*Description of the task*:
Find the string "specification" in the entries and copy each line that has it.

*Given records*:

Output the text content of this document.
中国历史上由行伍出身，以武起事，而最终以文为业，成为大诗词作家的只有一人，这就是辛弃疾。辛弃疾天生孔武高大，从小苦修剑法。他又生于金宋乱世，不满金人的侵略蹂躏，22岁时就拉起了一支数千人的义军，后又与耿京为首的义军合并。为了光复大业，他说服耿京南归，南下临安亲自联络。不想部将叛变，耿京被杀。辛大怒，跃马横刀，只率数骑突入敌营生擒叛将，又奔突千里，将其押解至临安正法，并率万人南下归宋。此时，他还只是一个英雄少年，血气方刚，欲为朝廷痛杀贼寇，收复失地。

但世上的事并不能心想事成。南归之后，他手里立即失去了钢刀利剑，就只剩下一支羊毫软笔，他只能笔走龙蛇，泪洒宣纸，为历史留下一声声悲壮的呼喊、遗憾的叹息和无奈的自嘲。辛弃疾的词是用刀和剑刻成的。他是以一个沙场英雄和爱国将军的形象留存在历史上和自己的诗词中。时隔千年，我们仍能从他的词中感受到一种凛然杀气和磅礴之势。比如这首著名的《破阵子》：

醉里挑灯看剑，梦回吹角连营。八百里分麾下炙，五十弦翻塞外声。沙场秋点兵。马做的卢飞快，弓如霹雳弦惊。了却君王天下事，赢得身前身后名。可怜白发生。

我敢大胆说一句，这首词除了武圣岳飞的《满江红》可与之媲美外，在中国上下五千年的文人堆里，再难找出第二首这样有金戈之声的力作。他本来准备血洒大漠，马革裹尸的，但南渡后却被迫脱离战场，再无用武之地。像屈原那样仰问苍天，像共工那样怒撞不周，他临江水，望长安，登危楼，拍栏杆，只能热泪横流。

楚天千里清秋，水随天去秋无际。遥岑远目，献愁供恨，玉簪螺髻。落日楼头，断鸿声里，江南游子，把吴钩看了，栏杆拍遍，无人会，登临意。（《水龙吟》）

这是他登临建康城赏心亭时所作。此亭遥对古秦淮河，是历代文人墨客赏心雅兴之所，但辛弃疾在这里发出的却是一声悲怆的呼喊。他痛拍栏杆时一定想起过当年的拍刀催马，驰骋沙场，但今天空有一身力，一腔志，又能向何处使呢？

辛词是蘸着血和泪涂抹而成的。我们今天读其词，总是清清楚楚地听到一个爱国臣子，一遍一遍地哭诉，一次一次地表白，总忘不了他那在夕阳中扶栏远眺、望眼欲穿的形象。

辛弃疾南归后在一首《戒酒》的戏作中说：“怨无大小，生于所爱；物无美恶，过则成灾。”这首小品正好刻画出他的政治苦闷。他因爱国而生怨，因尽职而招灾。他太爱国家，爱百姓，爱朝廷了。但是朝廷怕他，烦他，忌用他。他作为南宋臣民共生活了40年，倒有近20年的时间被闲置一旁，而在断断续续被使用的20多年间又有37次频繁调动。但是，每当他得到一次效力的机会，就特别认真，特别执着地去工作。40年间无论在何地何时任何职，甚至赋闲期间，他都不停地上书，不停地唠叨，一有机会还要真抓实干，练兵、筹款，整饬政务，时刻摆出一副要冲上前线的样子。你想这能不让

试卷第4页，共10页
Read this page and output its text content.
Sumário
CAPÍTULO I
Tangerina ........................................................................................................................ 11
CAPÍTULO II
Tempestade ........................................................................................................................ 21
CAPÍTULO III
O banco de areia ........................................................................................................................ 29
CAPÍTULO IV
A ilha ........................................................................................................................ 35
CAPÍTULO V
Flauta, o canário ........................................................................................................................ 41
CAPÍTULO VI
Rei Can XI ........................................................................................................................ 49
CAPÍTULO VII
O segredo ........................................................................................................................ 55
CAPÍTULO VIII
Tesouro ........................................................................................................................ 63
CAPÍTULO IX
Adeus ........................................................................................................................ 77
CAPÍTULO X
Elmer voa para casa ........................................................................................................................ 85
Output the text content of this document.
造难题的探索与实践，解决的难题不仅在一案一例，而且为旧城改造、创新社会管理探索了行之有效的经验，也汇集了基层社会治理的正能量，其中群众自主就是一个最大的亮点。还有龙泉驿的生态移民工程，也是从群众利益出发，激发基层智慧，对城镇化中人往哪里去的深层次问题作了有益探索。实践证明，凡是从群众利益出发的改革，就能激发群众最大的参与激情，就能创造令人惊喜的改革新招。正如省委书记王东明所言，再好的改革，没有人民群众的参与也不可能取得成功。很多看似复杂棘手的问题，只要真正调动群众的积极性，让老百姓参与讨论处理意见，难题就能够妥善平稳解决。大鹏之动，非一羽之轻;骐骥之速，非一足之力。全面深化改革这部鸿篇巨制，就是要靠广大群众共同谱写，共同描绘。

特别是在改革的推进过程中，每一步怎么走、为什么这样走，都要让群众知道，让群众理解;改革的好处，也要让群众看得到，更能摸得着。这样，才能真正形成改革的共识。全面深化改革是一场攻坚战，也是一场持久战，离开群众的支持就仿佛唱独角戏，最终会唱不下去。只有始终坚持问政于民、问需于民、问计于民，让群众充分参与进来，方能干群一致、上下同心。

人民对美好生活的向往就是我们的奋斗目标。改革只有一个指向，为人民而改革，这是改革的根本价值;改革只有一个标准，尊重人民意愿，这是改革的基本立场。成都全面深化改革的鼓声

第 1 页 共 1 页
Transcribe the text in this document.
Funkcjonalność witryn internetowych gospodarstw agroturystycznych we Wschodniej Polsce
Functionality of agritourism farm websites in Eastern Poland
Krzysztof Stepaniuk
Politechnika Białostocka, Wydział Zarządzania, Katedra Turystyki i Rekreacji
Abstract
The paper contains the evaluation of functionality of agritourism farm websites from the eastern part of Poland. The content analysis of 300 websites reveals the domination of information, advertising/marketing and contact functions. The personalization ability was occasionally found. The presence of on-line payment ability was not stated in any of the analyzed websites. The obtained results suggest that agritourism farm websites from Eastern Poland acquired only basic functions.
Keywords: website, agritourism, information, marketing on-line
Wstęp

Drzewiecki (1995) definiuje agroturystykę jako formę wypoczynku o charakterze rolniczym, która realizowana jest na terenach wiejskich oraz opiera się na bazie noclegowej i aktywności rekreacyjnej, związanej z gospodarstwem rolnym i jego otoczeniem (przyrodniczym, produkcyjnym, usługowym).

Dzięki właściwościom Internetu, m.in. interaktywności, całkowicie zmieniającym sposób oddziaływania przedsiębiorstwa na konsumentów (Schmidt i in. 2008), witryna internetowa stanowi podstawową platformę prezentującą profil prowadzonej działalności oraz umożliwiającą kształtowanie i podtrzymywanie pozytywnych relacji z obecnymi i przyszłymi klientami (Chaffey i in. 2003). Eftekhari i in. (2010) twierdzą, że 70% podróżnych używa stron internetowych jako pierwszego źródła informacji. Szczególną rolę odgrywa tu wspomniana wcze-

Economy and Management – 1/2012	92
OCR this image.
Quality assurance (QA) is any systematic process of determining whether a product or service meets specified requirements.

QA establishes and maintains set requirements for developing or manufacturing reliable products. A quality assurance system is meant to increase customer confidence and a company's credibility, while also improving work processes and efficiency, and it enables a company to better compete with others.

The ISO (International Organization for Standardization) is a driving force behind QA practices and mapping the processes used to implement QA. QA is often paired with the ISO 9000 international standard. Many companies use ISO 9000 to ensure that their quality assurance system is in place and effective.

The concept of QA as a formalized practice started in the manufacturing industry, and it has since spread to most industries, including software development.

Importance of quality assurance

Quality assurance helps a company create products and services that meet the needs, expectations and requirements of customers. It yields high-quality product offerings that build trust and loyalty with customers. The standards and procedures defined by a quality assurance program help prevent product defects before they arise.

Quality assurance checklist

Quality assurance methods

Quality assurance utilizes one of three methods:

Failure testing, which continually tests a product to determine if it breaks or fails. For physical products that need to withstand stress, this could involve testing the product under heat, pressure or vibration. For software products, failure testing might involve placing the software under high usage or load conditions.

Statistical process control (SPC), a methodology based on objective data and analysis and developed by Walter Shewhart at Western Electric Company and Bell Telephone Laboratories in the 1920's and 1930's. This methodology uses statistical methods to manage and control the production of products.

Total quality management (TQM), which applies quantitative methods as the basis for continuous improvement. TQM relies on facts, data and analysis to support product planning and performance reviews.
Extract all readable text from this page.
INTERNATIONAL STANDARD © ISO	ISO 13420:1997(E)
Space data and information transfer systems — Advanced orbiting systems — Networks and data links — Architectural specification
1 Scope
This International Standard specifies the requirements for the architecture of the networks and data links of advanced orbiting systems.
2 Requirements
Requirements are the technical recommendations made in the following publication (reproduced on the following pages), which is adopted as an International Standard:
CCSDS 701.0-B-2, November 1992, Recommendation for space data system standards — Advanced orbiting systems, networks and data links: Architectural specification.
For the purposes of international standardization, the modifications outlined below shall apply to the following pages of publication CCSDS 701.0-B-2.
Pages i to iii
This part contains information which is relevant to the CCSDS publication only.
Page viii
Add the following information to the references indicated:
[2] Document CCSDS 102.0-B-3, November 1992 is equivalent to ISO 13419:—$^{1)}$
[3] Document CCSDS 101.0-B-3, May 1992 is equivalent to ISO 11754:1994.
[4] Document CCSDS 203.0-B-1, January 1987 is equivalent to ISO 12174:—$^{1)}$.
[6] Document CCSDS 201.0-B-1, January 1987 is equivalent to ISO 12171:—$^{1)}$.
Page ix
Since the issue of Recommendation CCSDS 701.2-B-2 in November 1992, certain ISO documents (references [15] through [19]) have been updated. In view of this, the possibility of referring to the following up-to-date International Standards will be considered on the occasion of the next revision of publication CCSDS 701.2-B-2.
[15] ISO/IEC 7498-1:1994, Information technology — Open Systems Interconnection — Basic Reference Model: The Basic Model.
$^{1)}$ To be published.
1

*Worked answer*:
Space data and information transfer systems — Advanced orbiting systems — Networks and data links — Architectural specification
CCSDS 701.0-B-2, November 1992, Recommendation for space data system standards — Advanced orbiting systems, networks and data links: Architectural specification.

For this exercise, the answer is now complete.